→ WORK INSTRUCTIONS
Reproduce each line of the listing exactly.

__________

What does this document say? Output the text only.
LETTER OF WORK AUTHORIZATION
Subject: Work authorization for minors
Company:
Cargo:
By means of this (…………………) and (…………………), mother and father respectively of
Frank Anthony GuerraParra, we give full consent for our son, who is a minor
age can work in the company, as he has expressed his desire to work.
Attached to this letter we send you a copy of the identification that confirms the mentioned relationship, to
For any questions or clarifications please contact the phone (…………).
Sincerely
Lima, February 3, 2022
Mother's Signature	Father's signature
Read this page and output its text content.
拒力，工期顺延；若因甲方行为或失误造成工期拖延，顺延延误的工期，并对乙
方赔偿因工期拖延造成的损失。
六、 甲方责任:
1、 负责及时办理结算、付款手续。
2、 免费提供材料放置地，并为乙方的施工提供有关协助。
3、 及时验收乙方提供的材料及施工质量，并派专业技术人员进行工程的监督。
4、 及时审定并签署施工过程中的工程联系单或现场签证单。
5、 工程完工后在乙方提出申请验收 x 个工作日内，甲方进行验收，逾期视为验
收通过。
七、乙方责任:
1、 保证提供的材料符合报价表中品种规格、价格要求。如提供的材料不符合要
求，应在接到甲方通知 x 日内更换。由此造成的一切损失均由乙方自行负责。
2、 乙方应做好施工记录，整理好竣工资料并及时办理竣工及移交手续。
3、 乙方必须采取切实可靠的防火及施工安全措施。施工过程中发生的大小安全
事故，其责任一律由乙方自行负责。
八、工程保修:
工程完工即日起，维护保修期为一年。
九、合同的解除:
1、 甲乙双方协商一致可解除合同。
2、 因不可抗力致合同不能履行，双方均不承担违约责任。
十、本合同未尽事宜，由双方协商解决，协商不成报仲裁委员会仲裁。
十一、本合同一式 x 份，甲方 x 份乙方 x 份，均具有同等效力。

__________

→ OUTPUT FOR THIS TASK
What does this document say? Output the text only.
LETTER OF WORK AUTHORIZATION
Subject: Work authorization for minors
Company:
Cargo:
By means of this (…………………) and (…………………), mother and father respectively of
Frank Anthony GuerraParra, we give full consent for our son, who is a minor
age can work in the company, as he has expressed his desire to work.
Attached to this letter we send you a copy of the identification that confirms the mentioned relationship, to
For any questions or clarifications please contact the phone (…………).
Sincerely
Lima, February 3, 2022
Mother's Signature	Father's signature
Read this page and output its text content.
拒力，工期顺延；若因甲方行为或失误造成工期拖延，顺延延误的工期，并对乙
方赔偿因工期拖延造成的损失。
六、 甲方责任:
1、 负责及时办理结算、付款手续。
2、 免费提供材料放置地，并为乙方的施工提供有关协助。
3、 及时验收乙方提供的材料及施工质量，并派专业技术人员进行工程的监督。
4、 及时审定并签署施工过程中的工程联系单或现场签证单。
5、 工程完工后在乙方提出申请验收 x 个工作日内，甲方进行验收，逾期视为验
收通过。
七、乙方责任:
1、 保证提供的材料符合报价表中品种规格、价格要求。如提供的材料不符合要
求，应在接到甲方通知 x 日内更换。由此造成的一切损失均由乙方自行负责。
2、 乙方应做好施工记录，整理好竣工资料并及时办理竣工及移交手续。
3、 乙方必须采取切实可靠的防火及施工安全措施。施工过程中发生的大小安全
事故，其责任一律由乙方自行负责。
八、工程保修:
工程完工即日起，维护保修期为一年。
九、合同的解除:
1、 甲乙双方协商一致可解除合同。
2、 因不可抗力致合同不能履行，双方均不承担违约责任。
十、本合同未尽事宜，由双方协商解决，协商不成报仲裁委员会仲裁。
十一、本合同一式 x 份，甲方 x 份乙方 x 份，均具有同等效力。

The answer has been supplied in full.